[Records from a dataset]
----
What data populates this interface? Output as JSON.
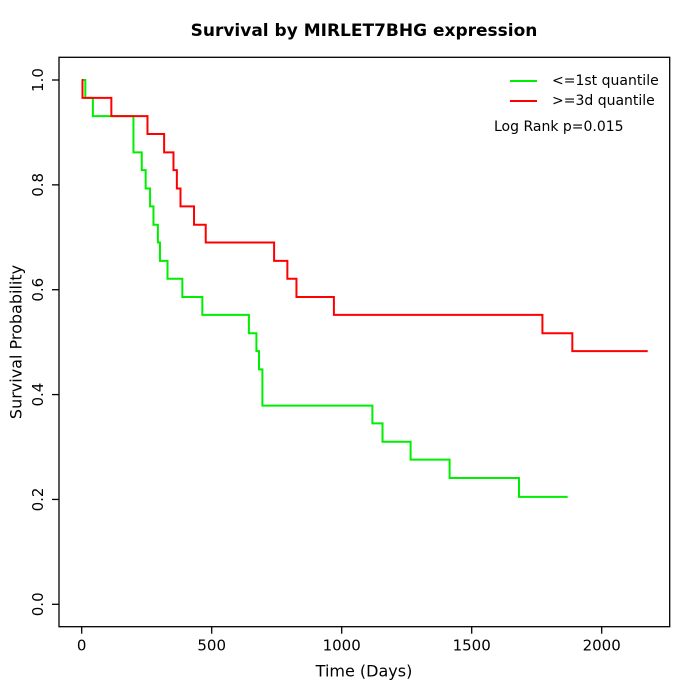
{
  "chart_data": {
    "type": "line",
    "subtype": "kaplan-meier-step",
    "title": "Survival by MIRLET7BHG expression",
    "xlabel": "Time (Days)",
    "ylabel": "Survival Probability",
    "x_ticks": [
      0,
      500,
      1000,
      1500,
      2000
    ],
    "y_tick_labels": [
      "0.0",
      "0.2",
      "0.4",
      "0.6",
      "0.8",
      "1.0"
    ],
    "y_ticks": [
      0.0,
      0.2,
      0.4,
      0.6,
      0.8,
      1.0
    ],
    "xlim": [
      0,
      2260
    ],
    "ylim": [
      0.0,
      1.0
    ],
    "grid": false,
    "legend_position": "top-right",
    "annotation": "Log Rank p=0.015",
    "axis_color": "#000000",
    "series": [
      {
        "name": "<=1st quantile",
        "color": "#00ee00",
        "end_time": 1869,
        "steps": [
          [
            0,
            1.0
          ],
          [
            14,
            0.966
          ],
          [
            43,
            0.931
          ],
          [
            199,
            0.862
          ],
          [
            231,
            0.828
          ],
          [
            246,
            0.793
          ],
          [
            263,
            0.759
          ],
          [
            276,
            0.724
          ],
          [
            293,
            0.69
          ],
          [
            301,
            0.655
          ],
          [
            330,
            0.621
          ],
          [
            387,
            0.586
          ],
          [
            464,
            0.552
          ],
          [
            643,
            0.517
          ],
          [
            672,
            0.483
          ],
          [
            682,
            0.448
          ],
          [
            695,
            0.379
          ],
          [
            1118,
            0.345
          ],
          [
            1157,
            0.31
          ],
          [
            1265,
            0.276
          ],
          [
            1415,
            0.241
          ],
          [
            1682,
            0.205
          ]
        ]
      },
      {
        "name": ">=3d quantile",
        "color": "#ff0000",
        "end_time": 2177,
        "steps": [
          [
            0,
            1.0
          ],
          [
            3,
            0.966
          ],
          [
            114,
            0.931
          ],
          [
            253,
            0.897
          ],
          [
            317,
            0.862
          ],
          [
            353,
            0.828
          ],
          [
            366,
            0.793
          ],
          [
            380,
            0.759
          ],
          [
            432,
            0.724
          ],
          [
            477,
            0.69
          ],
          [
            740,
            0.655
          ],
          [
            791,
            0.621
          ],
          [
            826,
            0.586
          ],
          [
            970,
            0.552
          ],
          [
            1772,
            0.517
          ],
          [
            1887,
            0.483
          ]
        ]
      }
    ]
  },
  "legend": {
    "items": [
      {
        "label": "<=1st quantile",
        "color": "#00ee00"
      },
      {
        "label": ">=3d quantile",
        "color": "#ff0000"
      }
    ],
    "note": "Log Rank p=0.015"
  }
}
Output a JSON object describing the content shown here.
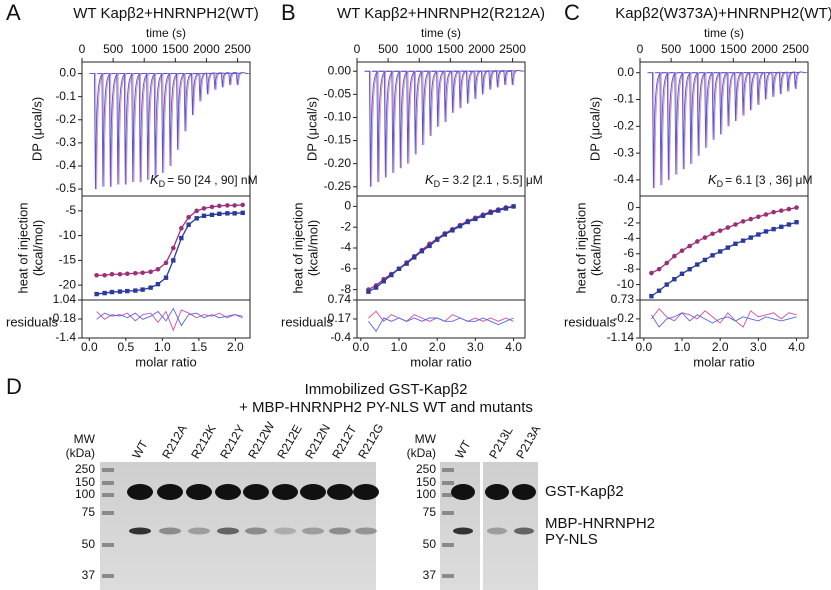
{
  "panels": [
    {
      "letter": "A",
      "title": "WT Kapβ2+HNRNPH2(WT)",
      "time_label": "time (s)",
      "time_ticks": [
        0,
        500,
        1000,
        1500,
        2000,
        2500
      ],
      "time_lim": [
        0,
        2700
      ],
      "dp_label": "DP (μcal/s)",
      "dp_ticks": [
        {
          "value": 0,
          "label": "0.0"
        },
        -0.1,
        -0.2,
        -0.3,
        -0.4,
        -0.5
      ],
      "dp_lim": [
        -0.53,
        0.05
      ],
      "injection_times": [
        200,
        320,
        440,
        560,
        680,
        800,
        920,
        1040,
        1160,
        1280,
        1400,
        1520,
        1640,
        1760,
        1880,
        2000,
        2120,
        2240,
        2360,
        2480
      ],
      "injection_peaks": [
        -0.5,
        -0.49,
        -0.49,
        -0.48,
        -0.48,
        -0.47,
        -0.47,
        -0.46,
        -0.45,
        -0.43,
        -0.4,
        -0.33,
        -0.25,
        -0.18,
        -0.12,
        -0.09,
        -0.07,
        -0.06,
        -0.05,
        -0.05
      ],
      "kd_symbol": "K",
      "kd_sub": "D",
      "kd_text": "= 50 [24 , 90] nM",
      "heat_label": [
        "heat of injection",
        "(kcal/mol)"
      ],
      "heat_ticks": [
        -5,
        -10,
        -15,
        -20
      ],
      "heat_lim": [
        -23,
        -2
      ],
      "residual_label": "residuals",
      "residual_ticks": [
        1.04,
        -0.18,
        -1.4
      ],
      "residual_lim": [
        -1.4,
        1.04
      ],
      "ratio_label": "molar ratio",
      "ratio_ticks": [
        {
          "value": 0,
          "label": "0.0"
        },
        0.5,
        {
          "value": 1,
          "label": "1.0"
        },
        1.5,
        {
          "value": 2,
          "label": "2.0"
        }
      ],
      "ratio_lim": [
        -0.1,
        2.2
      ],
      "molar_ratio": [
        0.1,
        0.21,
        0.31,
        0.42,
        0.52,
        0.63,
        0.73,
        0.84,
        0.94,
        1.05,
        1.15,
        1.26,
        1.36,
        1.47,
        1.57,
        1.68,
        1.78,
        1.89,
        1.99,
        2.1
      ],
      "series": [
        {
          "color": "#9c2f7a",
          "values": [
            -18,
            -18,
            -17.8,
            -17.8,
            -17.7,
            -17.6,
            -17.5,
            -17.3,
            -16.8,
            -15.5,
            -12.5,
            -8.5,
            -6.3,
            -5,
            -4.5,
            -4.2,
            -4,
            -3.9,
            -3.9,
            -3.8
          ],
          "residuals": [
            0.3,
            -0.2,
            0.1,
            0,
            0.2,
            -0.3,
            0.1,
            0.2,
            -0.4,
            0.3,
            -0.9,
            0.4,
            0.2,
            -0.1,
            0.1,
            0,
            0.2,
            -0.1,
            0.1,
            0
          ]
        },
        {
          "color": "#2b3a9c",
          "values": [
            -21.8,
            -21.6,
            -21.4,
            -21.3,
            -21.2,
            -21.1,
            -20.9,
            -20.5,
            -19.8,
            -18.5,
            -15,
            -10.5,
            -7.8,
            -6.5,
            -6,
            -5.8,
            -5.6,
            -5.5,
            -5.5,
            -5.4
          ],
          "residuals": [
            -0.2,
            0.2,
            0,
            0.1,
            -0.1,
            0.2,
            -0.2,
            0,
            0.3,
            -0.3,
            0.5,
            -0.6,
            0.1,
            0.2,
            -0.1,
            0.1,
            -0.1,
            0,
            0.1,
            -0.1
          ]
        }
      ]
    },
    {
      "letter": "B",
      "title": "WT Kapβ2+HNRNPH2(R212A)",
      "time_label": "time (s)",
      "time_ticks": [
        0,
        500,
        1000,
        1500,
        2000,
        2500
      ],
      "time_lim": [
        0,
        2700
      ],
      "dp_label": "DP (μcal/s)",
      "dp_ticks": [
        {
          "value": 0,
          "label": "0.00"
        },
        -0.05,
        {
          "value": -0.1,
          "label": "-0.10"
        },
        -0.15,
        {
          "value": -0.2,
          "label": "-0.20"
        },
        -0.25
      ],
      "dp_lim": [
        -0.27,
        0.02
      ],
      "injection_times": [
        200,
        320,
        440,
        560,
        680,
        800,
        920,
        1040,
        1160,
        1280,
        1400,
        1520,
        1640,
        1760,
        1880,
        2000,
        2120,
        2240,
        2360,
        2480
      ],
      "injection_peaks": [
        -0.25,
        -0.24,
        -0.23,
        -0.22,
        -0.21,
        -0.2,
        -0.18,
        -0.16,
        -0.14,
        -0.12,
        -0.11,
        -0.09,
        -0.08,
        -0.07,
        -0.06,
        -0.05,
        -0.04,
        -0.035,
        -0.03,
        -0.03
      ],
      "kd_symbol": "K",
      "kd_sub": "D",
      "kd_text": "= 3.2 [2.1 , 5.5] μM",
      "heat_label": [
        "heat of injection",
        "(kcal/mol)"
      ],
      "heat_ticks": [
        0,
        -2,
        -4,
        -6,
        -8
      ],
      "heat_lim": [
        -9,
        1
      ],
      "residual_label": "residuals",
      "residual_ticks": [
        0.74,
        0.17,
        -0.4
      ],
      "residual_lim": [
        -0.4,
        0.74
      ],
      "ratio_label": "molar ratio",
      "ratio_ticks": [
        {
          "value": 0,
          "label": "0.0"
        },
        {
          "value": 1,
          "label": "1.0"
        },
        {
          "value": 2,
          "label": "2.0"
        },
        {
          "value": 3,
          "label": "3.0"
        },
        {
          "value": 4,
          "label": "4.0"
        }
      ],
      "ratio_lim": [
        -0.1,
        4.3
      ],
      "molar_ratio": [
        0.2,
        0.4,
        0.6,
        0.8,
        1,
        1.2,
        1.4,
        1.6,
        1.8,
        2,
        2.2,
        2.4,
        2.6,
        2.8,
        3,
        3.2,
        3.4,
        3.6,
        3.8,
        4
      ],
      "series": [
        {
          "color": "#9c2f7a",
          "values": [
            -8,
            -7.6,
            -7,
            -6.5,
            -6,
            -5.4,
            -4.8,
            -4.2,
            -3.6,
            -3.1,
            -2.6,
            -2.2,
            -1.8,
            -1.4,
            -1.1,
            -0.8,
            -0.5,
            -0.3,
            -0.1,
            0
          ],
          "residuals": [
            0.2,
            0.4,
            0.1,
            0.3,
            0.2,
            0.1,
            0.3,
            0.2,
            0.1,
            0.2,
            0.1,
            0.3,
            0.2,
            0.1,
            0.2,
            0.1,
            0.2,
            0.1,
            0.2,
            0.1
          ]
        },
        {
          "color": "#2b3a9c",
          "values": [
            -8.2,
            -7.8,
            -7.2,
            -6.6,
            -6,
            -5.5,
            -4.9,
            -4.3,
            -3.8,
            -3.2,
            -2.7,
            -2.3,
            -1.9,
            -1.5,
            -1.2,
            -0.9,
            -0.6,
            -0.4,
            -0.2,
            0
          ],
          "residuals": [
            0.1,
            -0.2,
            0.2,
            0.1,
            0.2,
            0.1,
            0.2,
            0.1,
            0.2,
            0.2,
            0.1,
            0.1,
            0.2,
            0.1,
            0.1,
            0.2,
            0.1,
            0,
            0.1,
            0.2
          ]
        }
      ]
    },
    {
      "letter": "C",
      "title": "Kapβ2(W373A)+HNRNPH2(WT)",
      "time_label": "time (s)",
      "time_ticks": [
        0,
        500,
        1000,
        1500,
        2000,
        2500
      ],
      "time_lim": [
        0,
        2700
      ],
      "dp_label": "DP (μcal/s)",
      "dp_ticks": [
        {
          "value": 0,
          "label": "0.0"
        },
        -0.1,
        -0.2,
        -0.3,
        -0.4
      ],
      "dp_lim": [
        -0.46,
        0.04
      ],
      "injection_times": [
        200,
        320,
        440,
        560,
        680,
        800,
        920,
        1040,
        1160,
        1280,
        1400,
        1520,
        1640,
        1760,
        1880,
        2000,
        2120,
        2240,
        2360,
        2480
      ],
      "injection_peaks": [
        -0.43,
        -0.42,
        -0.4,
        -0.38,
        -0.36,
        -0.34,
        -0.31,
        -0.28,
        -0.25,
        -0.23,
        -0.2,
        -0.18,
        -0.16,
        -0.14,
        -0.12,
        -0.1,
        -0.09,
        -0.08,
        -0.07,
        -0.06
      ],
      "kd_symbol": "K",
      "kd_sub": "D",
      "kd_text": "= 6.1 [3 , 36] μM",
      "heat_label": [
        "heat of injection",
        "(kcal/mol)"
      ],
      "heat_ticks": [
        0,
        -2,
        -4,
        -6,
        -8,
        -10
      ],
      "heat_lim": [
        -12,
        1.5
      ],
      "residual_label": "residuals",
      "residual_ticks": [
        0.73,
        -0.2,
        -1.14
      ],
      "residual_lim": [
        -1.14,
        0.73
      ],
      "ratio_label": "molar ratio",
      "ratio_ticks": [
        {
          "value": 0,
          "label": "0.0"
        },
        {
          "value": 1,
          "label": "1.0"
        },
        {
          "value": 2,
          "label": "2.0"
        },
        {
          "value": 3,
          "label": "3.0"
        },
        {
          "value": 4,
          "label": "4.0"
        }
      ],
      "ratio_lim": [
        -0.1,
        4.3
      ],
      "molar_ratio": [
        0.2,
        0.4,
        0.6,
        0.8,
        1,
        1.2,
        1.4,
        1.6,
        1.8,
        2,
        2.2,
        2.4,
        2.6,
        2.8,
        3,
        3.2,
        3.4,
        3.6,
        3.8,
        4
      ],
      "series": [
        {
          "color": "#9c2f7a",
          "values": [
            -8.5,
            -8,
            -7.2,
            -6.3,
            -5.6,
            -5,
            -4.4,
            -3.9,
            -3.4,
            -3,
            -2.6,
            -2.2,
            -1.8,
            -1.5,
            -1.2,
            -0.9,
            -0.6,
            -0.4,
            -0.2,
            0
          ],
          "residuals": [
            -0.2,
            0.3,
            -0.1,
            -0.3,
            0.1,
            0,
            -0.2,
            0.2,
            -0.1,
            -0.4,
            0.1,
            -0.3,
            -0.6,
            0.2,
            -0.1,
            0,
            0.1,
            -0.2,
            0.1,
            0
          ]
        },
        {
          "color": "#2b3a9c",
          "values": [
            -11.5,
            -10.8,
            -10,
            -9.3,
            -8.6,
            -8,
            -7.4,
            -6.8,
            -6.2,
            -5.7,
            -5.2,
            -4.7,
            -4.3,
            -3.9,
            -3.5,
            -3.1,
            -2.8,
            -2.5,
            -2.2,
            -1.9
          ],
          "residuals": [
            0,
            -0.6,
            -0.2,
            -0.1,
            0.1,
            -0.3,
            0,
            -0.2,
            -0.4,
            -0.2,
            -0.1,
            -0.3,
            -0.1,
            -0.2,
            -0.3,
            -0.1,
            -0.2,
            -0.3,
            -0.2,
            -0.1
          ]
        }
      ]
    }
  ],
  "gel": {
    "letter": "D",
    "title": [
      "Immobilized GST-Kapβ2",
      "+ MBP-HNRNPH2 PY-NLS WT and mutants"
    ],
    "mw_label": [
      "MW",
      "(kDa)"
    ],
    "mw_ticks": [
      250,
      150,
      100,
      75,
      50,
      37
    ],
    "lanes_left": [
      "WT",
      "R212A",
      "R212K",
      "R212Y",
      "R212W",
      "R212E",
      "R212N",
      "R212T",
      "R212G"
    ],
    "lanes_right": [
      "WT",
      "P213L",
      "P213A"
    ],
    "band_labels": [
      "GST-Kapβ2",
      "MBP-HNRNPH2",
      "PY-NLS"
    ]
  }
}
----
EXERCISE BRIEF — In the listing above, find the lines holding the word "title" and copy them.

REPLY —
    "title": "Survival by MIRLET7BHG expression",
      "title": "WT Kapβ2+HNRNPH2(WT)",
      "title": "WT Kapβ2+HNRNPH2(R212A)",
      "title": "Kapβ2(W373A)+HNRNPH2(WT)",
    "title": [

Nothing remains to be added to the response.